EXCERPTED RECORDS

..........

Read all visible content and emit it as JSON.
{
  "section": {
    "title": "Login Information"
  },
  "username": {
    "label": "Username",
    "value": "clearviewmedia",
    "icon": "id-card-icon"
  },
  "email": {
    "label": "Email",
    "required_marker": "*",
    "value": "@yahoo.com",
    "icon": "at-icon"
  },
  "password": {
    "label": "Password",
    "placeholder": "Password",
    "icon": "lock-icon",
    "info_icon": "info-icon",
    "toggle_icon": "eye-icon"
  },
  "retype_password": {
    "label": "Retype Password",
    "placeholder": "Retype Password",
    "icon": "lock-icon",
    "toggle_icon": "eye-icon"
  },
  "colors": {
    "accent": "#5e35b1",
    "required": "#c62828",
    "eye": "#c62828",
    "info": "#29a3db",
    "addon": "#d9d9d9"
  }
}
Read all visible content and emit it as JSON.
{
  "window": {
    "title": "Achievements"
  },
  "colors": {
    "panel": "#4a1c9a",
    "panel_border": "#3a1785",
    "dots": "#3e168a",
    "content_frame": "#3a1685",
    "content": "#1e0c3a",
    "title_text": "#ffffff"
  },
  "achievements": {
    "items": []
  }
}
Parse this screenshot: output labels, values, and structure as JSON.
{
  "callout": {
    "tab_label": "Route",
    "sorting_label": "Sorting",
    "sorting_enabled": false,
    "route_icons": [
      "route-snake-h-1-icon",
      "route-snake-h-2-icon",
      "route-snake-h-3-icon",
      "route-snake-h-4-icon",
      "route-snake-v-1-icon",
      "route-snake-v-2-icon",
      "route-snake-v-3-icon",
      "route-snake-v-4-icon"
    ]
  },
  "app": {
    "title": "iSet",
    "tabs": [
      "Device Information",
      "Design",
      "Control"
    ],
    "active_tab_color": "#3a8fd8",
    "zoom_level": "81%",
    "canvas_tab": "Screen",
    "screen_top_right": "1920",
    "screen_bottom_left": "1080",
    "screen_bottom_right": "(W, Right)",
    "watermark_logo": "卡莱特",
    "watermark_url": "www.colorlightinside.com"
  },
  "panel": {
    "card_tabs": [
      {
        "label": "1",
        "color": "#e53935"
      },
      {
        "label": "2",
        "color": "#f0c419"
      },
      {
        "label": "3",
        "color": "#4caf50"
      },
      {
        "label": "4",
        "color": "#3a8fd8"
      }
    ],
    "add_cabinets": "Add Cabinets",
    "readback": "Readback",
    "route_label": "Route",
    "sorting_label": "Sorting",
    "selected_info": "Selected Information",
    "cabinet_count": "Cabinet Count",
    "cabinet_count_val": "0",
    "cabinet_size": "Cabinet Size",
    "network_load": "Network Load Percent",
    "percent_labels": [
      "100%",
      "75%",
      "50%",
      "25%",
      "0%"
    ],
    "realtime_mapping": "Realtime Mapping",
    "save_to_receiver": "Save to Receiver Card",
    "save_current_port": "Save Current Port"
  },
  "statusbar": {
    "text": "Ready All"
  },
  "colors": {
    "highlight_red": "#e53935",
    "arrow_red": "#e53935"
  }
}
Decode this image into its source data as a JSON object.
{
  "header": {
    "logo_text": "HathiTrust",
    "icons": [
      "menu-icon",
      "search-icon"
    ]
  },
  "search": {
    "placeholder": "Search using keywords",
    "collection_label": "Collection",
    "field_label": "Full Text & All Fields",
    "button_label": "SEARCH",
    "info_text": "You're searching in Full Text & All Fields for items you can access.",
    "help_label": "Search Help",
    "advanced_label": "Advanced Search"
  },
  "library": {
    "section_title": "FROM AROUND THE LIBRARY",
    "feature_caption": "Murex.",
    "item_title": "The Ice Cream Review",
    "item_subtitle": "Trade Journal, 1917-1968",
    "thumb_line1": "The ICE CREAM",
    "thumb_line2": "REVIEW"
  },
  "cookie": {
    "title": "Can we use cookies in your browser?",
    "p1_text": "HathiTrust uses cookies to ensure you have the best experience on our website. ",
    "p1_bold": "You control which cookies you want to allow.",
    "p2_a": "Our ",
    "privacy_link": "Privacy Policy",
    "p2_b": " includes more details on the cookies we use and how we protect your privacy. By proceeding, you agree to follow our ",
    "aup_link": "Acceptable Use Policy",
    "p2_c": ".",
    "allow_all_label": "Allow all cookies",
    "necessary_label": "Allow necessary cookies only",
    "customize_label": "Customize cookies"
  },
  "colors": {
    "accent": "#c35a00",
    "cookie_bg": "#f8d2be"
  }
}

..........

TASK DETAILS
Print all of the entries exactly as they appear.

CORRECT RESULT
Read all visible content and emit it as JSON.
{
  "section": {
    "title": "Login Information"
  },
  "username": {
    "label": "Username",
    "value": "clearviewmedia",
    "icon": "id-card-icon"
  },
  "email": {
    "label": "Email",
    "required_marker": "*",
    "value": "@yahoo.com",
    "icon": "at-icon"
  },
  "password": {
    "label": "Password",
    "placeholder": "Password",
    "icon": "lock-icon",
    "info_icon": "info-icon",
    "toggle_icon": "eye-icon"
  },
  "retype_password": {
    "label": "Retype Password",
    "placeholder": "Retype Password",
    "icon": "lock-icon",
    "toggle_icon": "eye-icon"
  },
  "colors": {
    "accent": "#5e35b1",
    "required": "#c62828",
    "eye": "#c62828",
    "info": "#29a3db",
    "addon": "#d9d9d9"
  }
}
Read all visible content and emit it as JSON.
{
  "window": {
    "title": "Achievements"
  },
  "colors": {
    "panel": "#4a1c9a",
    "panel_border": "#3a1785",
    "dots": "#3e168a",
    "content_frame": "#3a1685",
    "content": "#1e0c3a",
    "title_text": "#ffffff"
  },
  "achievements": {
    "items": []
  }
}
Parse this screenshot: output labels, values, and structure as JSON.
{
  "callout": {
    "tab_label": "Route",
    "sorting_label": "Sorting",
    "sorting_enabled": false,
    "route_icons": [
      "route-snake-h-1-icon",
      "route-snake-h-2-icon",
      "route-snake-h-3-icon",
      "route-snake-h-4-icon",
      "route-snake-v-1-icon",
      "route-snake-v-2-icon",
      "route-snake-v-3-icon",
      "route-snake-v-4-icon"
    ]
  },
  "app": {
    "title": "iSet",
    "tabs": [
      "Device Information",
      "Design",
      "Control"
    ],
    "active_tab_color": "#3a8fd8",
    "zoom_level": "81%",
    "canvas_tab": "Screen",
    "screen_top_right": "1920",
    "screen_bottom_left": "1080",
    "screen_bottom_right": "(W, Right)",
    "watermark_logo": "卡莱特",
    "watermark_url": "www.colorlightinside.com"
  },
  "panel": {
    "card_tabs": [
      {
        "label": "1",
        "color": "#e53935"
      },
      {
        "label": "2",
        "color": "#f0c419"
      },
      {
        "label": "3",
        "color": "#4caf50"
      },
      {
        "label": "4",
        "color": "#3a8fd8"
      }
    ],
    "add_cabinets": "Add Cabinets",
    "readback": "Readback",
    "route_label": "Route",
    "sorting_label": "Sorting",
    "selected_info": "Selected Information",
    "cabinet_count": "Cabinet Count",
    "cabinet_count_val": "0",
    "cabinet_size": "Cabinet Size",
    "network_load": "Network Load Percent",
    "percent_labels": [
      "100%",
      "75%",
      "50%",
      "25%",
      "0%"
    ],
    "realtime_mapping": "Realtime Mapping",
    "save_to_receiver": "Save to Receiver Card",
    "save_current_port": "Save Current Port"
  },
  "statusbar": {
    "text": "Ready All"
  },
  "colors": {
    "highlight_red": "#e53935",
    "arrow_red": "#e53935"
  }
}
Decode this image into its source data as a JSON object.
{
  "header": {
    "logo_text": "HathiTrust",
    "icons": [
      "menu-icon",
      "search-icon"
    ]
  },
  "search": {
    "placeholder": "Search using keywords",
    "collection_label": "Collection",
    "field_label": "Full Text & All Fields",
    "button_label": "SEARCH",
    "info_text": "You're searching in Full Text & All Fields for items you can access.",
    "help_label": "Search Help",
    "advanced_label": "Advanced Search"
  },
  "library": {
    "section_title": "FROM AROUND THE LIBRARY",
    "feature_caption": "Murex.",
    "item_title": "The Ice Cream Review",
    "item_subtitle": "Trade Journal, 1917-1968",
    "thumb_line1": "The ICE CREAM",
    "thumb_line2": "REVIEW"
  },
  "cookie": {
    "title": "Can we use cookies in your browser?",
    "p1_text": "HathiTrust uses cookies to ensure you have the best experience on our website. ",
    "p1_bold": "You control which cookies you want to allow.",
    "p2_a": "Our ",
    "privacy_link": "Privacy Policy",
    "p2_b": " includes more details on the cookies we use and how we protect your privacy. By proceeding, you agree to follow our ",
    "aup_link": "Acceptable Use Policy",
    "p2_c": ".",
    "allow_all_label": "Allow all cookies",
    "necessary_label": "Allow necessary cookies only",
    "customize_label": "Customize cookies"
  },
  "colors": {
    "accent": "#c35a00",
    "cookie_bg": "#f8d2be"
  }
}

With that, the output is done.